YOUR INSTRUCTIONS ▸
Reproduce the data word for word, starting with its first line and going on through the line with "other-account-item[interactable]: Prabhakar Kumar".

— start of DATA SHOWN —

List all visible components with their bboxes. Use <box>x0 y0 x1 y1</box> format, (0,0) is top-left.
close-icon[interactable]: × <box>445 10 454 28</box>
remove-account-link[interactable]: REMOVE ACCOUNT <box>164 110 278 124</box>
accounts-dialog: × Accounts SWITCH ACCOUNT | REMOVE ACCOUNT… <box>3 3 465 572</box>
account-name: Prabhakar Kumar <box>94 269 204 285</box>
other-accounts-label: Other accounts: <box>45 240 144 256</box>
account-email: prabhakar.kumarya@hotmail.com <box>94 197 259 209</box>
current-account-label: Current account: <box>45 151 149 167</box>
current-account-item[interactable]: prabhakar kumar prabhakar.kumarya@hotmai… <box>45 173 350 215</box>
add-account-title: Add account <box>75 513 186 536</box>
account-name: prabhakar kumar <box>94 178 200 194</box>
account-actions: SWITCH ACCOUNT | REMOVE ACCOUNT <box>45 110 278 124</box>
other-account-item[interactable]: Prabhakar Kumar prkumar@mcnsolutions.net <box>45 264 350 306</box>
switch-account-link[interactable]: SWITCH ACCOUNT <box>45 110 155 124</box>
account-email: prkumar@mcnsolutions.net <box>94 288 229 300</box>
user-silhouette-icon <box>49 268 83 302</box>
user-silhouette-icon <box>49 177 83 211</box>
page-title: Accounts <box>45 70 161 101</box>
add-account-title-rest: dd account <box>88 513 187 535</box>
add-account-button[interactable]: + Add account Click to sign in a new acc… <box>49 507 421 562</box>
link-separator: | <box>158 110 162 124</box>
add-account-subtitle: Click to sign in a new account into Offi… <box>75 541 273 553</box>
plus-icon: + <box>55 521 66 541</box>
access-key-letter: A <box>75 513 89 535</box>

— end of DATA SHOWN —

WORKED SOLUTION ▸
List all visible components with their bboxes. Use <box>x0 y0 x1 y1</box> format, (0,0) is top-left.
close-icon[interactable]: × <box>445 10 454 28</box>
remove-account-link[interactable]: REMOVE ACCOUNT <box>164 110 278 124</box>
accounts-dialog: × Accounts SWITCH ACCOUNT | REMOVE ACCOUNT… <box>3 3 465 572</box>
account-name: Prabhakar Kumar <box>94 269 204 285</box>
other-accounts-label: Other accounts: <box>45 240 144 256</box>
account-email: prabhakar.kumarya@hotmail.com <box>94 197 259 209</box>
current-account-label: Current account: <box>45 151 149 167</box>
current-account-item[interactable]: prabhakar kumar prabhakar.kumarya@hotmai… <box>45 173 350 215</box>
add-account-title: Add account <box>75 513 186 536</box>
account-name: prabhakar kumar <box>94 178 200 194</box>
account-actions: SWITCH ACCOUNT | REMOVE ACCOUNT <box>45 110 278 124</box>
other-account-item[interactable]: Prabhakar Kumar prkumar@mcnsolutions.net <box>45 264 350 306</box>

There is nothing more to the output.